> [SET PROBLEM] A verbatim copy of the records is required, with all pictures left out.

--- Start LISTED ENTRIES ---

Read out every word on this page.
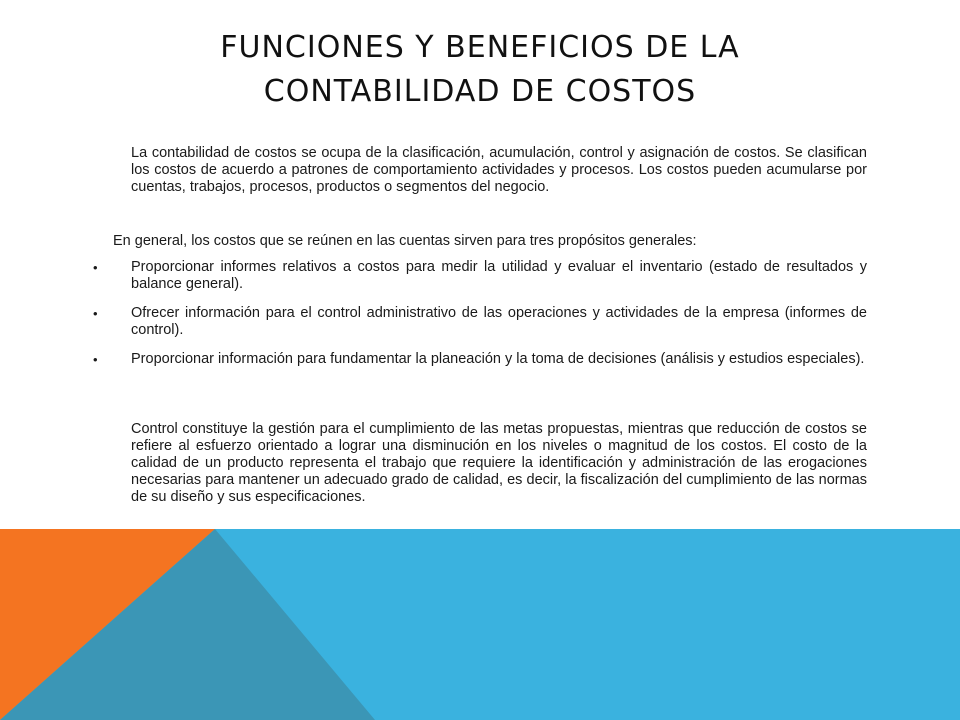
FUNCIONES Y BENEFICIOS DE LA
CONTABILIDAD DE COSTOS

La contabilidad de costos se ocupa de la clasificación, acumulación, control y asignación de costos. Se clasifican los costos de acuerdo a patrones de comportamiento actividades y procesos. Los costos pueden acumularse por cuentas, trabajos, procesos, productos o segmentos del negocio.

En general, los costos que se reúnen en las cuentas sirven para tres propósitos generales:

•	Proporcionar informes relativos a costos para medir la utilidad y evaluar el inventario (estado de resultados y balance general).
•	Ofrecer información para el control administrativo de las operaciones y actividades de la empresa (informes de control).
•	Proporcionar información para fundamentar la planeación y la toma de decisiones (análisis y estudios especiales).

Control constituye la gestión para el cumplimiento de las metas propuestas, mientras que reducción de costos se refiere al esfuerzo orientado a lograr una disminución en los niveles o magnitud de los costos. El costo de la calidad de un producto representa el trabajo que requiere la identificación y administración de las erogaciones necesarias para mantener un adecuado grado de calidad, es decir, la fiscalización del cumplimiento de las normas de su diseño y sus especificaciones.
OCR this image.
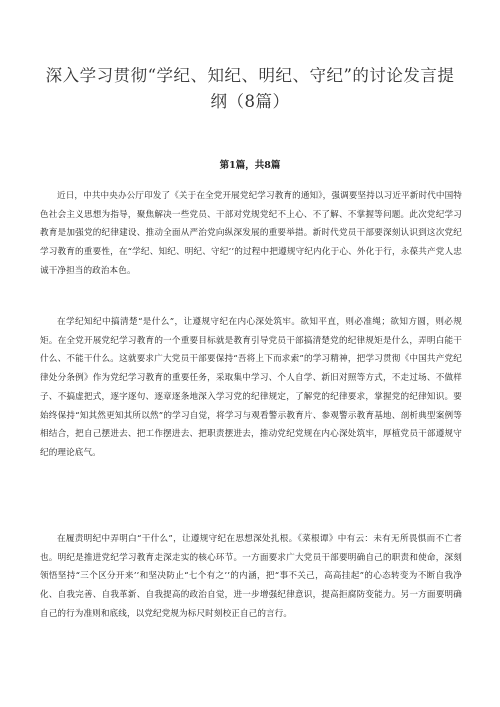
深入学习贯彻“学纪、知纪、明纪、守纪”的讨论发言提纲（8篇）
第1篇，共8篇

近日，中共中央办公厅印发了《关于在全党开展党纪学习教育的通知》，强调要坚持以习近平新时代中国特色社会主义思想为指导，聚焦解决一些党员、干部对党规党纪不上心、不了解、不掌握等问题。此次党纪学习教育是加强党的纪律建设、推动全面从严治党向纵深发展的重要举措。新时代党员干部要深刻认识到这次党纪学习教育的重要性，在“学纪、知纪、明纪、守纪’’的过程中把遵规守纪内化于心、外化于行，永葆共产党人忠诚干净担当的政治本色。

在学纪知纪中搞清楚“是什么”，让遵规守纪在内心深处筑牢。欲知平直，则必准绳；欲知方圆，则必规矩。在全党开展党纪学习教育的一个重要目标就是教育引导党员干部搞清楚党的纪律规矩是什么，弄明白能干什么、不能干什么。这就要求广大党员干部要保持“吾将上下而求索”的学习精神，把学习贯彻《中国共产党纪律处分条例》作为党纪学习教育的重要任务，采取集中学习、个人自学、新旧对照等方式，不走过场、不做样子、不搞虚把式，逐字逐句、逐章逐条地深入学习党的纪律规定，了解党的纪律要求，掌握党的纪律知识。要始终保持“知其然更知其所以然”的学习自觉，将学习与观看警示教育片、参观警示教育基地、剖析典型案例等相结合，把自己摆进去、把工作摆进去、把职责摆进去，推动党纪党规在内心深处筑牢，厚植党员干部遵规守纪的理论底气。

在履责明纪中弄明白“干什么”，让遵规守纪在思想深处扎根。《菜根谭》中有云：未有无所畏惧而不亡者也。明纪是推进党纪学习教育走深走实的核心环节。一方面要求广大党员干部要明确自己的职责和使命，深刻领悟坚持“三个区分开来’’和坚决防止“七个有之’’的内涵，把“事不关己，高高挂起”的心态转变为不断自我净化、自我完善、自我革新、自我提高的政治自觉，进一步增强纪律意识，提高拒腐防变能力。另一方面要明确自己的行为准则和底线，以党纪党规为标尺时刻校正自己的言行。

--- End LISTED ENTRIES ---

> [EXERCISE RESPONSE]
Read out every word on this page.
FUNCIONES Y BENEFICIOS DE LA
CONTABILIDAD DE COSTOS

La contabilidad de costos se ocupa de la clasificación, acumulación, control y asignación de costos. Se clasifican los costos de acuerdo a patrones de comportamiento actividades y procesos. Los costos pueden acumularse por cuentas, trabajos, procesos, productos o segmentos del negocio.

En general, los costos que se reúnen en las cuentas sirven para tres propósitos generales:

•	Proporcionar informes relativos a costos para medir la utilidad y evaluar el inventario (estado de resultados y balance general).
•	Ofrecer información para el control administrativo de las operaciones y actividades de la empresa (informes de control).
•	Proporcionar información para fundamentar la planeación y la toma de decisiones (análisis y estudios especiales).

Control constituye la gestión para el cumplimiento de las metas propuestas, mientras que reducción de costos se refiere al esfuerzo orientado a lograr una disminución en los niveles o magnitud de los costos. El costo de la calidad de un producto representa el trabajo que requiere la identificación y administración de las erogaciones necesarias para mantener un adecuado grado de calidad, es decir, la fiscalización del cumplimiento de las normas de su diseño y sus especificaciones.
OCR this image.
深入学习贯彻“学纪、知纪、明纪、守纪”的讨论发言提纲（8篇）
第1篇，共8篇

近日，中共中央办公厅印发了《关于在全党开展党纪学习教育的通知》，强调要坚持以习近平新时代中国特色社会主义思想为指导，聚焦解决一些党员、干部对党规党纪不上心、不了解、不掌握等问题。此次党纪学习教育是加强党的纪律建设、推动全面从严治党向纵深发展的重要举措。新时代党员干部要深刻认识到这次党纪学习教育的重要性，在“学纪、知纪、明纪、守纪’’的过程中把遵规守纪内化于心、外化于行，永葆共产党人忠诚干净担当的政治本色。

在学纪知纪中搞清楚“是什么”，让遵规守纪在内心深处筑牢。欲知平直，则必准绳；欲知方圆，则必规矩。在全党开展党纪学习教育的一个重要目标就是教育引导党员干部搞清楚党的纪律规矩是什么，弄明白能干什么、不能干什么。这就要求广大党员干部要保持“吾将上下而求索”的学习精神，把学习贯彻《中国共产党纪律处分条例》作为党纪学习教育的重要任务，采取集中学习、个人自学、新旧对照等方式，不走过场、不做样子、不搞虚把式，逐字逐句、逐章逐条地深入学习党的纪律规定，了解党的纪律要求，掌握党的纪律知识。要始终保持“知其然更知其所以然”的学习自觉，将学习与观看警示教育片、参观警示教育基地、剖析典型案例等相结合，把自己摆进去、把工作摆进去、把职责摆进去，推动党纪党规在内心深处筑牢，厚植党员干部遵规守纪的理论底气。

在履责明纪中弄明白“干什么”，让遵规守纪在思想深处扎根。《菜根谭》中有云：未有无所畏惧而不亡者也。明纪是推进党纪学习教育走深走实的核心环节。一方面要求广大党员干部要明确自己的职责和使命，深刻领悟坚持“三个区分开来’’和坚决防止“七个有之’’的内涵，把“事不关己，高高挂起”的心态转变为不断自我净化、自我完善、自我革新、自我提高的政治自觉，进一步增强纪律意识，提高拒腐防变能力。另一方面要明确自己的行为准则和底线，以党纪党规为标尺时刻校正自己的言行。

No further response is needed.